─── Given entries ───

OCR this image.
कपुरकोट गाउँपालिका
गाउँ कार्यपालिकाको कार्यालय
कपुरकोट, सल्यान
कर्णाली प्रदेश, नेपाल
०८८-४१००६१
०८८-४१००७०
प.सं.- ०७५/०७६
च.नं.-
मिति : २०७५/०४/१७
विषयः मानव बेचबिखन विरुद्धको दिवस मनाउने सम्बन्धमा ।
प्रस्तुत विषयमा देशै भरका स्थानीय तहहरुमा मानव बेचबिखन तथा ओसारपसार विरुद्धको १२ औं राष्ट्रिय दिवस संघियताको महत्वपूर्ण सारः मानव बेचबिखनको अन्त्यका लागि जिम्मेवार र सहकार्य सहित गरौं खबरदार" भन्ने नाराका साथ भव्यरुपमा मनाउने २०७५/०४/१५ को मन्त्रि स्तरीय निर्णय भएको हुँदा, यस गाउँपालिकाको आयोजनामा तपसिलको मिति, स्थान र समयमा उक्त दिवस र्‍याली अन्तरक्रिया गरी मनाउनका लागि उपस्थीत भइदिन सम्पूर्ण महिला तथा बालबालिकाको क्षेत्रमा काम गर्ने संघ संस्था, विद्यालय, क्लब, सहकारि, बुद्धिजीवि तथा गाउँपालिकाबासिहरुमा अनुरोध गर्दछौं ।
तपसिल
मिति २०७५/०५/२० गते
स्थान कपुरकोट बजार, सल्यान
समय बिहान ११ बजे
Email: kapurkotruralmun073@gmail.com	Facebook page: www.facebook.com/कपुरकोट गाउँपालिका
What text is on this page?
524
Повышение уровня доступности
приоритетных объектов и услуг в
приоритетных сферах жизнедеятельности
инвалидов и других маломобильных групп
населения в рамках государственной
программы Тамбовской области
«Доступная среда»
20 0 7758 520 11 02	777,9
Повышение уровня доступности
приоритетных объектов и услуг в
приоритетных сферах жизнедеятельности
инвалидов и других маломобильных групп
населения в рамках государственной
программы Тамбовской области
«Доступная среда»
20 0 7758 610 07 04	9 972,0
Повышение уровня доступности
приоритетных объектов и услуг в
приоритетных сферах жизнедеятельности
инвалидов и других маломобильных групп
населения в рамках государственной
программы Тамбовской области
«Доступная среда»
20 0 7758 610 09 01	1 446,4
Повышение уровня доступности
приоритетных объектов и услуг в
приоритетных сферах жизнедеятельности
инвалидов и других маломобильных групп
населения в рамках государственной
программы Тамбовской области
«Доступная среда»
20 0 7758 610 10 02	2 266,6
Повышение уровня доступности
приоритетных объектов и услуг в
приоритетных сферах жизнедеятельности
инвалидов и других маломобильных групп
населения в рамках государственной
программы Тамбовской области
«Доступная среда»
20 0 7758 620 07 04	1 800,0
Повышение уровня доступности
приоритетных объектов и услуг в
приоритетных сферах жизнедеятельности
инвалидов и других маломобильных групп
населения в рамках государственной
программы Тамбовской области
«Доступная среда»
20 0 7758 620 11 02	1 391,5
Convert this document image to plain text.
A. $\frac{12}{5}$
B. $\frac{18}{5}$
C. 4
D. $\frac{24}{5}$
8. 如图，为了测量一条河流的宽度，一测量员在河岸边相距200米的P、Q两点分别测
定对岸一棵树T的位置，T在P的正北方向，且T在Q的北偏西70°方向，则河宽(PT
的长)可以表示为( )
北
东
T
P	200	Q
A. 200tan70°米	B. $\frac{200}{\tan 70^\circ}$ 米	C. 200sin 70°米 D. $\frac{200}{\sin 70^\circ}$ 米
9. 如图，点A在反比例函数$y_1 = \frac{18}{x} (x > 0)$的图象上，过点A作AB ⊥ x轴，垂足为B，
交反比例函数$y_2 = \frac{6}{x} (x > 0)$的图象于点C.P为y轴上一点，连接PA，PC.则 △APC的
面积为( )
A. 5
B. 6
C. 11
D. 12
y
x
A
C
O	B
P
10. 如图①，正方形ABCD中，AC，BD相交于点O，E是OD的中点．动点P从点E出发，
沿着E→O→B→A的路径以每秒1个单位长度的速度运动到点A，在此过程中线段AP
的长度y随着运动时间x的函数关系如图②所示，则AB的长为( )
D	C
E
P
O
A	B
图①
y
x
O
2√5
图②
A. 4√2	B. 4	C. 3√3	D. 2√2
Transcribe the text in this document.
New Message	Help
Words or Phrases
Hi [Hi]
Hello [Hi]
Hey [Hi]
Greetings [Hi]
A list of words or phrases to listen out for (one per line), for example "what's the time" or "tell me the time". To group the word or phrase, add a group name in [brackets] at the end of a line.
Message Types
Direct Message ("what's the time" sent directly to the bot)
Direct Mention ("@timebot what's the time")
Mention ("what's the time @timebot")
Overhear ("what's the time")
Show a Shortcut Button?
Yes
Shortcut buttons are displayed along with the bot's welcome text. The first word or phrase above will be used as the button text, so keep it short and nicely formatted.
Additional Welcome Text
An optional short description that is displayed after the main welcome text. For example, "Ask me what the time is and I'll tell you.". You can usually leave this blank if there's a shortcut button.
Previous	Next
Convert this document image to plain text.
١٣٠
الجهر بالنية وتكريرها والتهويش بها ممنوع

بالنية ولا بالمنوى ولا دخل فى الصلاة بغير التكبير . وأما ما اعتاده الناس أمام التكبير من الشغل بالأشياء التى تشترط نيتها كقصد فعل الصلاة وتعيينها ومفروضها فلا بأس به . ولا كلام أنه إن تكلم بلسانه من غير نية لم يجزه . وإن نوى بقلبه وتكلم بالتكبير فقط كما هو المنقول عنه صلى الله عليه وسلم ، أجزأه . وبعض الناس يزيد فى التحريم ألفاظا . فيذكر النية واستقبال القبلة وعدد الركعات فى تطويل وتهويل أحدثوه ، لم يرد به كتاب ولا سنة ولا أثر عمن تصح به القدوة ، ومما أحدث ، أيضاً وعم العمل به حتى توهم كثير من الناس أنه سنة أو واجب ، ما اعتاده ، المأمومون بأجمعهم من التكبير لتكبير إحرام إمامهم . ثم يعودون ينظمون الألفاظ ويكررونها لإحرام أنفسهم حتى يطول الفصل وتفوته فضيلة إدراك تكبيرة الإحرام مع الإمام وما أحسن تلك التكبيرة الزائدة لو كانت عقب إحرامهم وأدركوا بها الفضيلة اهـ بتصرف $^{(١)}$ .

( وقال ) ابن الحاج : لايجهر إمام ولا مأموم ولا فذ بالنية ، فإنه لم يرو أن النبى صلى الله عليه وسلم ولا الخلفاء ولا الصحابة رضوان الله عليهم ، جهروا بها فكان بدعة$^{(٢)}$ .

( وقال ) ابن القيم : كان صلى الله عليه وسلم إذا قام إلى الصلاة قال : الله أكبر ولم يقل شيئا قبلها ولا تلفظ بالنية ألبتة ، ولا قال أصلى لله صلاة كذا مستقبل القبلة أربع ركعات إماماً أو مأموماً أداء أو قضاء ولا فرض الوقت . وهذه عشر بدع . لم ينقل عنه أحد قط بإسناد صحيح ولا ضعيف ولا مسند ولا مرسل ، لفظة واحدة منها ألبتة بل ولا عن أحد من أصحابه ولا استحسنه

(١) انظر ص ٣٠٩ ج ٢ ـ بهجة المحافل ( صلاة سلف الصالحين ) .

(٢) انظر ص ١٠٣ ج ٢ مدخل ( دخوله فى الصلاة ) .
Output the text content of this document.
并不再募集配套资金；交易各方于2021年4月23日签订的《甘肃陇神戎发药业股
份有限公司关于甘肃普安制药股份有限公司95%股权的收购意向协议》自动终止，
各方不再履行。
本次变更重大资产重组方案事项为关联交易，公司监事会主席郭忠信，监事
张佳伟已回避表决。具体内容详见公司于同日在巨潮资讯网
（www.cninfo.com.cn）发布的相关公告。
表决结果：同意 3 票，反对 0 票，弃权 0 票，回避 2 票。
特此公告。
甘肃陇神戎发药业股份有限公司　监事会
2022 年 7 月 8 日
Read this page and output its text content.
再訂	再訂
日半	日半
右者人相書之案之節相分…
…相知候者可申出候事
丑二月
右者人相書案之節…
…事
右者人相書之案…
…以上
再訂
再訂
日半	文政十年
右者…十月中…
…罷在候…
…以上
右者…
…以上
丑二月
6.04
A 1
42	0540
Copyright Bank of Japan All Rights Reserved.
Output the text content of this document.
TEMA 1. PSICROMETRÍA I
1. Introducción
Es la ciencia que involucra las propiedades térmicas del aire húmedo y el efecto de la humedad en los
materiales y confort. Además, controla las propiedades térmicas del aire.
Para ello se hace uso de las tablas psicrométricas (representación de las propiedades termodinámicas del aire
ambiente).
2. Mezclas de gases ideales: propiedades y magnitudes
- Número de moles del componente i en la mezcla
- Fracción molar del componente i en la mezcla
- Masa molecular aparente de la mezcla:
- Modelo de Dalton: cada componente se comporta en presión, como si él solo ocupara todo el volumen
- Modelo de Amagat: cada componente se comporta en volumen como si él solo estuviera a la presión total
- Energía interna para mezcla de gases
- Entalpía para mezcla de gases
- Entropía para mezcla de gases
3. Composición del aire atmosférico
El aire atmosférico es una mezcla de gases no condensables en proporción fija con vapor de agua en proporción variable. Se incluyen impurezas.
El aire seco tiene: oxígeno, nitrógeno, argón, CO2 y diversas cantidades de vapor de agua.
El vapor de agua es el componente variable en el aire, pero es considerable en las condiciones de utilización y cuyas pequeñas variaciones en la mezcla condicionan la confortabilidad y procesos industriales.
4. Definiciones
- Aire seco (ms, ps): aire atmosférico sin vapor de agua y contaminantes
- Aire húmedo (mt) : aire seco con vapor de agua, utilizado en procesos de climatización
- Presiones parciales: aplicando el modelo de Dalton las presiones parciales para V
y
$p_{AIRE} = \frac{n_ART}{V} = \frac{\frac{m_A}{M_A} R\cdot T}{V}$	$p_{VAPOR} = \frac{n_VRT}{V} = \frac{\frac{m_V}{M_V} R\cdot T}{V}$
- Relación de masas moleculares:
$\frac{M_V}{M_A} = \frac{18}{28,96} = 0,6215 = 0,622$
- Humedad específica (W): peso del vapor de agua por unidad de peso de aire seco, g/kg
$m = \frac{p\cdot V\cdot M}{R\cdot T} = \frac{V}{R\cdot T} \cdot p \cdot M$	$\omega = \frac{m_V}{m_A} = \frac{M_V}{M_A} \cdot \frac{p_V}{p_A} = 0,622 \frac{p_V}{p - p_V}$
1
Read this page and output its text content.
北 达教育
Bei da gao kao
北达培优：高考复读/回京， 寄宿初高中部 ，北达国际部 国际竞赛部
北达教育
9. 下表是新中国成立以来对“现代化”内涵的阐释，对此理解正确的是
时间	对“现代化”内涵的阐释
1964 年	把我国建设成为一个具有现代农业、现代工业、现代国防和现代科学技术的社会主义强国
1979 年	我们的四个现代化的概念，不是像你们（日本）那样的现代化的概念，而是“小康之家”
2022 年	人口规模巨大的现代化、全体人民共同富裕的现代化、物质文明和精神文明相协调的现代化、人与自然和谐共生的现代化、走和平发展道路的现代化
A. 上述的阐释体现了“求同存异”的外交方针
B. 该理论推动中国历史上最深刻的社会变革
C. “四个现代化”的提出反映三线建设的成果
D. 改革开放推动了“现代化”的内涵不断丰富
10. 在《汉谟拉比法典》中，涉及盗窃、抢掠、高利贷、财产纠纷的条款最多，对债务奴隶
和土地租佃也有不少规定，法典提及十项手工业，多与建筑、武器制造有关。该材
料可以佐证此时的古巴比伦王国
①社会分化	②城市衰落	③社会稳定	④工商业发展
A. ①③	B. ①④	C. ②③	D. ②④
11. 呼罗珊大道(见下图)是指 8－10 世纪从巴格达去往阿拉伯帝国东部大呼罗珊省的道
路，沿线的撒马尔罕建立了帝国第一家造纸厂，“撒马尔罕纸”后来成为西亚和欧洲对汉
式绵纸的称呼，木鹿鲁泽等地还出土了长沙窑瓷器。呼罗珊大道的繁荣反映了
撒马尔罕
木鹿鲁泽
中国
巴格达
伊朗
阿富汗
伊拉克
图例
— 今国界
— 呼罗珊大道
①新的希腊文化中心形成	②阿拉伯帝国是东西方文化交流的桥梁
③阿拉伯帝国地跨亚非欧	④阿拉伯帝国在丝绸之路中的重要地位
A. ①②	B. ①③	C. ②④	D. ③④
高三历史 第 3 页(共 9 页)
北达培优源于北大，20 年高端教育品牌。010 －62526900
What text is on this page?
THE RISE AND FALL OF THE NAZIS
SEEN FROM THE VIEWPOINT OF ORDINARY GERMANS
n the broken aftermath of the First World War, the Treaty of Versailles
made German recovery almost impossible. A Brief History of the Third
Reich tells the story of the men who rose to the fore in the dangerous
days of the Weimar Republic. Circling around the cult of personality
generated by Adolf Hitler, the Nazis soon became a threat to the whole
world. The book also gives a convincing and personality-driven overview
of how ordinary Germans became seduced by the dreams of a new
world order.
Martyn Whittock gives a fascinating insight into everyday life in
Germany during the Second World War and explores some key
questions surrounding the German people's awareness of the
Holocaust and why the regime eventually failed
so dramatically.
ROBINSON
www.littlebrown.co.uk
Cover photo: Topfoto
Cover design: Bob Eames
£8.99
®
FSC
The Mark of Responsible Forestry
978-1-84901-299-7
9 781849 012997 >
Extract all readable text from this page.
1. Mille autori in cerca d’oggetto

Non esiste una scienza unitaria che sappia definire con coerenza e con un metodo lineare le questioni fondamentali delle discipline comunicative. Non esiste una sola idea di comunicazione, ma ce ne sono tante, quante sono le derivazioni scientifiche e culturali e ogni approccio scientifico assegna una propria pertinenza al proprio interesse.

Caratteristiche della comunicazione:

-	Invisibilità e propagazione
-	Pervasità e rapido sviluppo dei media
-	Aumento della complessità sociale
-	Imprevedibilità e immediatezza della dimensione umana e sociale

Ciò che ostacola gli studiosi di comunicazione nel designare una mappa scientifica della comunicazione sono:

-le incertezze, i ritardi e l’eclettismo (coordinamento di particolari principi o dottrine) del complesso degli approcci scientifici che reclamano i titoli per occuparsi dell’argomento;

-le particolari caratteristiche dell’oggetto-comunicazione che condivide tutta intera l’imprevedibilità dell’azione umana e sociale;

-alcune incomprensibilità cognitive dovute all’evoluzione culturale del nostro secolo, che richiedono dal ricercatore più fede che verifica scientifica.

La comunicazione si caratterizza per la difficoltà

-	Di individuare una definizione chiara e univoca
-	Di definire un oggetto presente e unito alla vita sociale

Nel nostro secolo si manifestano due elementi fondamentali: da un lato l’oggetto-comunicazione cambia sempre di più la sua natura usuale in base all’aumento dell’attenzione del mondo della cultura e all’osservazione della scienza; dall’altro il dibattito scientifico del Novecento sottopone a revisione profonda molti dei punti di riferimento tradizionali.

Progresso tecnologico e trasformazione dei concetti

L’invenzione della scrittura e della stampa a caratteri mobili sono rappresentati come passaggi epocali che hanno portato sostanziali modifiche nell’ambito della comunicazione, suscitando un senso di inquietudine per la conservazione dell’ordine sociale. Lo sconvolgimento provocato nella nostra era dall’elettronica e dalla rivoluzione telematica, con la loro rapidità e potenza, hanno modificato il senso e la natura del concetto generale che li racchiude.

───

Return all lines with the word "gives" in them.

Correct result
world. The book also gives a convincing and personality-driven overview
Martyn Whittock gives a fascinating insight into everyday life in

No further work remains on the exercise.